What is being asked: Output the records. Match them exactly.

>>>>>

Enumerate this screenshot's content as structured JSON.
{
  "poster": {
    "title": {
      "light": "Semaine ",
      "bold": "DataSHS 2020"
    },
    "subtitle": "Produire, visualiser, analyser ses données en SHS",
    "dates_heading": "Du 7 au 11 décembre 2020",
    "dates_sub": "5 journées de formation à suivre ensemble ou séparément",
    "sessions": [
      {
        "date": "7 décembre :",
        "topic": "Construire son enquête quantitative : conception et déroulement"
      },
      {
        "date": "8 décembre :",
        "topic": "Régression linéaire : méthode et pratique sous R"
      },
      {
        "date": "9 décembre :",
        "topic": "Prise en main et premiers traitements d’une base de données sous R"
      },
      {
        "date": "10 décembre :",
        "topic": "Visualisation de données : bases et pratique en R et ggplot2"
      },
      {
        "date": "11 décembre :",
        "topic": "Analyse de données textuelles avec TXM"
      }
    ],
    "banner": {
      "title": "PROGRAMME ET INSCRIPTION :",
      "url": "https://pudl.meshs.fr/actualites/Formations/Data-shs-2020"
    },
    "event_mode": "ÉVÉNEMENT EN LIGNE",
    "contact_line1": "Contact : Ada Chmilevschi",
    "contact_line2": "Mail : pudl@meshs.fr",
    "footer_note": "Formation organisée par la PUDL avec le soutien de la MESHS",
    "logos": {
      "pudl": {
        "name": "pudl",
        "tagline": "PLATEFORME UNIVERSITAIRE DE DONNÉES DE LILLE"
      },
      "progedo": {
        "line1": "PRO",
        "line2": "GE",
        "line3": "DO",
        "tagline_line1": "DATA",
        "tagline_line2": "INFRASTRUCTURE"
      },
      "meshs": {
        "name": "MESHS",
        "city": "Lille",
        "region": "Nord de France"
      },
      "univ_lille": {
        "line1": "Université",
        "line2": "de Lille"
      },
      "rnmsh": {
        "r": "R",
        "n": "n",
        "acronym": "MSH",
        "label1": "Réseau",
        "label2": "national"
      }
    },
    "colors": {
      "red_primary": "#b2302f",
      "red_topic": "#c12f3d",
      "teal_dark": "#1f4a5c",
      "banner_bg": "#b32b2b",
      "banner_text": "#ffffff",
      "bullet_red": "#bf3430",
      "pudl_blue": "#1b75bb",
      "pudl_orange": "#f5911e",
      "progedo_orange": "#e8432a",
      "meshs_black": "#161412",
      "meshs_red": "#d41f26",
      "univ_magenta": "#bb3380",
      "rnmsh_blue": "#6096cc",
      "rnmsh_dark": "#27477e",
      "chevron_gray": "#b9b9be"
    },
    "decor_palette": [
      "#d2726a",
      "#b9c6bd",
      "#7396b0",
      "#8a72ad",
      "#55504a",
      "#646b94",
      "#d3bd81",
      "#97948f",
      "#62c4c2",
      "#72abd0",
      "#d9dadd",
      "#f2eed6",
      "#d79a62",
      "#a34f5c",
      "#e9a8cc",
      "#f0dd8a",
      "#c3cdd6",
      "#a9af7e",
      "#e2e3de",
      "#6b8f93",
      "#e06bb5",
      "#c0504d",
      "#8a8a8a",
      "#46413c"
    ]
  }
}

<<<<<

Solution for this task:
Enumerate this screenshot's content as structured JSON.
{
  "poster": {
    "title": {
      "light": "Semaine ",
      "bold": "DataSHS 2020"
    },
    "subtitle": "Produire, visualiser, analyser ses données en SHS",
    "dates_heading": "Du 7 au 11 décembre 2020",
    "dates_sub": "5 journées de formation à suivre ensemble ou séparément",
    "sessions": [
      {
        "date": "7 décembre :",
        "topic": "Construire son enquête quantitative : conception et déroulement"
      },
      {
        "date": "8 décembre :",
        "topic": "Régression linéaire : méthode et pratique sous R"
      },
      {
        "date": "9 décembre :",
        "topic": "Prise en main et premiers traitements d’une base de données sous R"
      },
      {
        "date": "10 décembre :",
        "topic": "Visualisation de données : bases et pratique en R et ggplot2"
      },
      {
        "date": "11 décembre :",
        "topic": "Analyse de données textuelles avec TXM"
      }
    ],
    "banner": {
      "title": "PROGRAMME ET INSCRIPTION :",
      "url": "https://pudl.meshs.fr/actualites/Formations/Data-shs-2020"
    },
    "event_mode": "ÉVÉNEMENT EN LIGNE",
    "contact_line1": "Contact : Ada Chmilevschi",
    "contact_line2": "Mail : pudl@meshs.fr",
    "footer_note": "Formation organisée par la PUDL avec le soutien de la MESHS",
    "logos": {
      "pudl": {
        "name": "pudl",
        "tagline": "PLATEFORME UNIVERSITAIRE DE DONNÉES DE LILLE"
      },
      "progedo": {
        "line1": "PRO",
        "line2": "GE",
        "line3": "DO",
        "tagline_line1": "DATA",
        "tagline_line2": "INFRASTRUCTURE"
      },
      "meshs": {
        "name": "MESHS",
        "city": "Lille",
        "region": "Nord de France"
      },
      "univ_lille": {
        "line1": "Université",
        "line2": "de Lille"
      },
      "rnmsh": {
        "r": "R",
        "n": "n",
        "acronym": "MSH",
        "label1": "Réseau",
        "label2": "national"
      }
    },
    "colors": {
      "red_primary": "#b2302f",
      "red_topic": "#c12f3d",
      "teal_dark": "#1f4a5c",
      "banner_bg": "#b32b2b",
      "banner_text": "#ffffff",
      "bullet_red": "#bf3430",
      "pudl_blue": "#1b75bb",
      "pudl_orange": "#f5911e",
      "progedo_orange": "#e8432a",
      "meshs_black": "#161412",
      "meshs_red": "#d41f26",
      "univ_magenta": "#bb3380",
      "rnmsh_blue": "#6096cc",
      "rnmsh_dark": "#27477e",
      "chevron_gray": "#b9b9be"
    },
    "decor_palette": [
      "#d2726a",
      "#b9c6bd",
      "#7396b0",
      "#8a72ad",
      "#55504a",
      "#646b94",
      "#d3bd81",
      "#97948f",
      "#62c4c2",
      "#72abd0",
      "#d9dadd",
      "#f2eed6",
      "#d79a62",
      "#a34f5c",
      "#e9a8cc",
      "#f0dd8a",
      "#c3cdd6",
      "#a9af7e",
      "#e2e3de",
      "#6b8f93",
      "#e06bb5",
      "#c0504d",
      "#8a8a8a",
      "#46413c"
    ]
  }
}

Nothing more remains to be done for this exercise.